*Assigned task*. Without altering a single word, repeat the records that follow.

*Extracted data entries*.

_ _ _ _ _ _ _

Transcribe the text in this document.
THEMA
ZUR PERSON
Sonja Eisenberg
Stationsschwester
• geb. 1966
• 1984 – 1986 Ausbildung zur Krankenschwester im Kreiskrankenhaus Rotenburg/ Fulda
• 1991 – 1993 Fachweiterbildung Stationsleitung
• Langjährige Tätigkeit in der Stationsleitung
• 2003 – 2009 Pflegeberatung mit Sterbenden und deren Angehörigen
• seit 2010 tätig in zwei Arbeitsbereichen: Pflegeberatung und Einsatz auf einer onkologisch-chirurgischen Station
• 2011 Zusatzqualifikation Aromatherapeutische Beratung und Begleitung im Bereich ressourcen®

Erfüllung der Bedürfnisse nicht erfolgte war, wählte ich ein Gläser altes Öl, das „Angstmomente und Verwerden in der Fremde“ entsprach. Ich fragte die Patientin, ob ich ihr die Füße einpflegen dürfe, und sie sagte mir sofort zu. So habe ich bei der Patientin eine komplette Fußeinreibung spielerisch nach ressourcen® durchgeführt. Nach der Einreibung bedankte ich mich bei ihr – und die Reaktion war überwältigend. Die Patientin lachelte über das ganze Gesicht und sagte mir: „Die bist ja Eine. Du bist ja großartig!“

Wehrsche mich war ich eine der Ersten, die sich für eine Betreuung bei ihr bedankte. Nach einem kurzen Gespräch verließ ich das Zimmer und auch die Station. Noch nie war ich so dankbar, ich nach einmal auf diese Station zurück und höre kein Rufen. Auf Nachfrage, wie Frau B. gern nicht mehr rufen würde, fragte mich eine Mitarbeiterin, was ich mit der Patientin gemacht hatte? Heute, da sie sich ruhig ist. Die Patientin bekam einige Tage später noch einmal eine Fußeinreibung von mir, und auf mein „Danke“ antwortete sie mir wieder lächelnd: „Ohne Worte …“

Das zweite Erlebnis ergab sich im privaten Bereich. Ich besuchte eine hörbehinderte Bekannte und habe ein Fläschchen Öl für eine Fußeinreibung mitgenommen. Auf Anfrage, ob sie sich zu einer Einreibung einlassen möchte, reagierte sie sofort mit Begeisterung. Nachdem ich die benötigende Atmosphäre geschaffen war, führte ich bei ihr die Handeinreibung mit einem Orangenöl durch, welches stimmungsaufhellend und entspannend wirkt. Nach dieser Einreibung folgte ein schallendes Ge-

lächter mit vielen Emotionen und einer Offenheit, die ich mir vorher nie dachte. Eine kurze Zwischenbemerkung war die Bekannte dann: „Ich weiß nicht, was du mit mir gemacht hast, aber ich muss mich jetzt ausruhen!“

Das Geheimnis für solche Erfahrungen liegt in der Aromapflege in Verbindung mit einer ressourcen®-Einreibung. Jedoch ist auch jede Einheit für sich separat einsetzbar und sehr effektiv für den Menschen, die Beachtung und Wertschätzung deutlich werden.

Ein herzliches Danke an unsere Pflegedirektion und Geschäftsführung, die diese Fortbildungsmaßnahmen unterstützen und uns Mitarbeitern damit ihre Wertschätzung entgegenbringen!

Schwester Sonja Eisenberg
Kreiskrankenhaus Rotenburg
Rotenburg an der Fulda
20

_ _ _ _ _ _ _

*Problem solution*.
Transcribe the text in this document.
THEMA
ZUR PERSON
Sonja Eisenberg
Stationsschwester
• geb. 1966
• 1984 – 1986 Ausbildung zur Krankenschwester im Kreiskrankenhaus Rotenburg/ Fulda
• 1991 – 1993 Fachweiterbildung Stationsleitung
• Langjährige Tätigkeit in der Stationsleitung
• 2003 – 2009 Pflegeberatung mit Sterbenden und deren Angehörigen
• seit 2010 tätig in zwei Arbeitsbereichen: Pflegeberatung und Einsatz auf einer onkologisch-chirurgischen Station
• 2011 Zusatzqualifikation Aromatherapeutische Beratung und Begleitung im Bereich ressourcen®

Erfüllung der Bedürfnisse nicht erfolgte war, wählte ich ein Gläser altes Öl, das „Angstmomente und Verwerden in der Fremde“ entsprach. Ich fragte die Patientin, ob ich ihr die Füße einpflegen dürfe, und sie sagte mir sofort zu. So habe ich bei der Patientin eine komplette Fußeinreibung spielerisch nach ressourcen® durchgeführt. Nach der Einreibung bedankte ich mich bei ihr – und die Reaktion war überwältigend. Die Patientin lachelte über das ganze Gesicht und sagte mir: „Die bist ja Eine. Du bist ja großartig!“

Wehrsche mich war ich eine der Ersten, die sich für eine Betreuung bei ihr bedankte. Nach einem kurzen Gespräch verließ ich das Zimmer und auch die Station. Noch nie war ich so dankbar, ich nach einmal auf diese Station zurück und höre kein Rufen. Auf Nachfrage, wie Frau B. gern nicht mehr rufen würde, fragte mich eine Mitarbeiterin, was ich mit der Patientin gemacht hatte? Heute, da sie sich ruhig ist. Die Patientin bekam einige Tage später noch einmal eine Fußeinreibung von mir, und auf mein „Danke“ antwortete sie mir wieder lächelnd: „Ohne Worte …“

Das zweite Erlebnis ergab sich im privaten Bereich. Ich besuchte eine hörbehinderte Bekannte und habe ein Fläschchen Öl für eine Fußeinreibung mitgenommen. Auf Anfrage, ob sie sich zu einer Einreibung einlassen möchte, reagierte sie sofort mit Begeisterung. Nachdem ich die benötigende Atmosphäre geschaffen war, führte ich bei ihr die Handeinreibung mit einem Orangenöl durch, welches stimmungsaufhellend und entspannend wirkt. Nach dieser Einreibung folgte ein schallendes Ge-

lächter mit vielen Emotionen und einer Offenheit, die ich mir vorher nie dachte. Eine kurze Zwischenbemerkung war die Bekannte dann: „Ich weiß nicht, was du mit mir gemacht hast, aber ich muss mich jetzt ausruhen!“

Das Geheimnis für solche Erfahrungen liegt in der Aromapflege in Verbindung mit einer ressourcen®-Einreibung. Jedoch ist auch jede Einheit für sich separat einsetzbar und sehr effektiv für den Menschen, die Beachtung und Wertschätzung deutlich werden.

Ein herzliches Danke an unsere Pflegedirektion und Geschäftsführung, die diese Fortbildungsmaßnahmen unterstützen und uns Mitarbeitern damit ihre Wertschätzung entgegenbringen!

Schwester Sonja Eisenberg
Kreiskrankenhaus Rotenburg
Rotenburg an der Fulda
20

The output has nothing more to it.